[Data records]
══════════

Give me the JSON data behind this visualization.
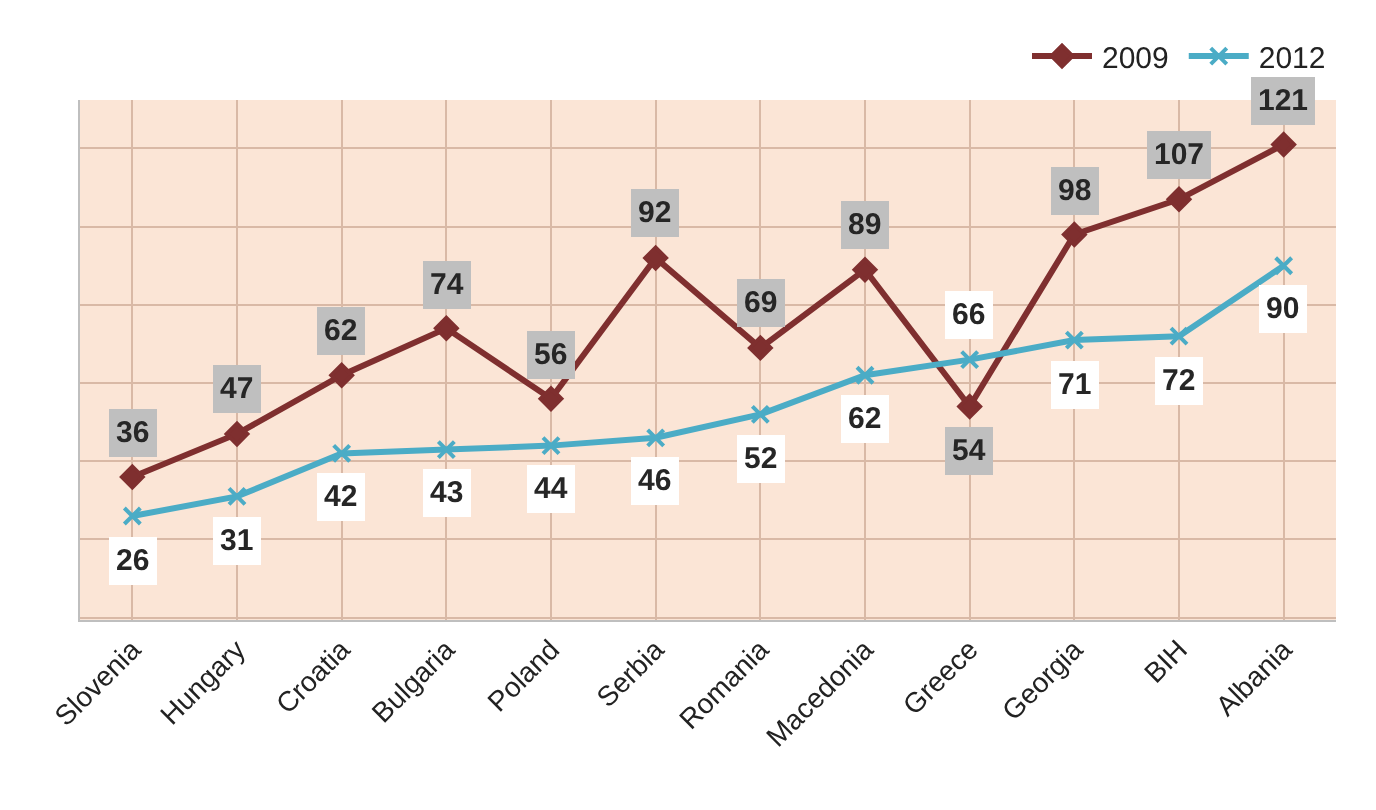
{
  "chart_data": {
    "type": "line",
    "categories": [
      "Slovenia",
      "Hungary",
      "Croatia",
      "Bulgaria",
      "Poland",
      "Serbia",
      "Romania",
      "Macedonia",
      "Greece",
      "Georgia",
      "BIH",
      "Albania"
    ],
    "series": [
      {
        "name": "2009",
        "color": "#7f2f2f",
        "marker": "diamond",
        "values": [
          36,
          47,
          62,
          74,
          56,
          92,
          69,
          89,
          54,
          98,
          107,
          121
        ]
      },
      {
        "name": "2012",
        "color": "#4bacc6",
        "marker": "cross",
        "values": [
          26,
          31,
          42,
          43,
          44,
          46,
          52,
          62,
          66,
          71,
          72,
          90
        ]
      }
    ],
    "data_labels": true,
    "grid": true,
    "legend": "top right",
    "tick_labels": "x",
    "line_style": "solid"
  }
}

══════════

* [WHAT THE TASK ASKS]:
Print each line of the material above exactly, with the pictures removed from your copy.

* [WRITTEN RESPONSE]:
Give me the JSON data behind this visualization.
{
  "chart_data": {
    "type": "line",
    "categories": [
      "Slovenia",
      "Hungary",
      "Croatia",
      "Bulgaria",
      "Poland",
      "Serbia",
      "Romania",
      "Macedonia",
      "Greece",
      "Georgia",
      "BIH",
      "Albania"
    ],
    "series": [
      {
        "name": "2009",
        "color": "#7f2f2f",
        "marker": "diamond",
        "values": [
          36,
          47,
          62,
          74,
          56,
          92,
          69,
          89,
          54,
          98,
          107,
          121
        ]
      },
      {
        "name": "2012",
        "color": "#4bacc6",
        "marker": "cross",
        "values": [
          26,
          31,
          42,
          43,
          44,
          46,
          52,
          62,
          66,
          71,
          72,
          90
        ]
      }
    ],
    "data_labels": true,
    "grid": true,
    "legend": "top right",
    "tick_labels": "x",
    "line_style": "solid"
  }
}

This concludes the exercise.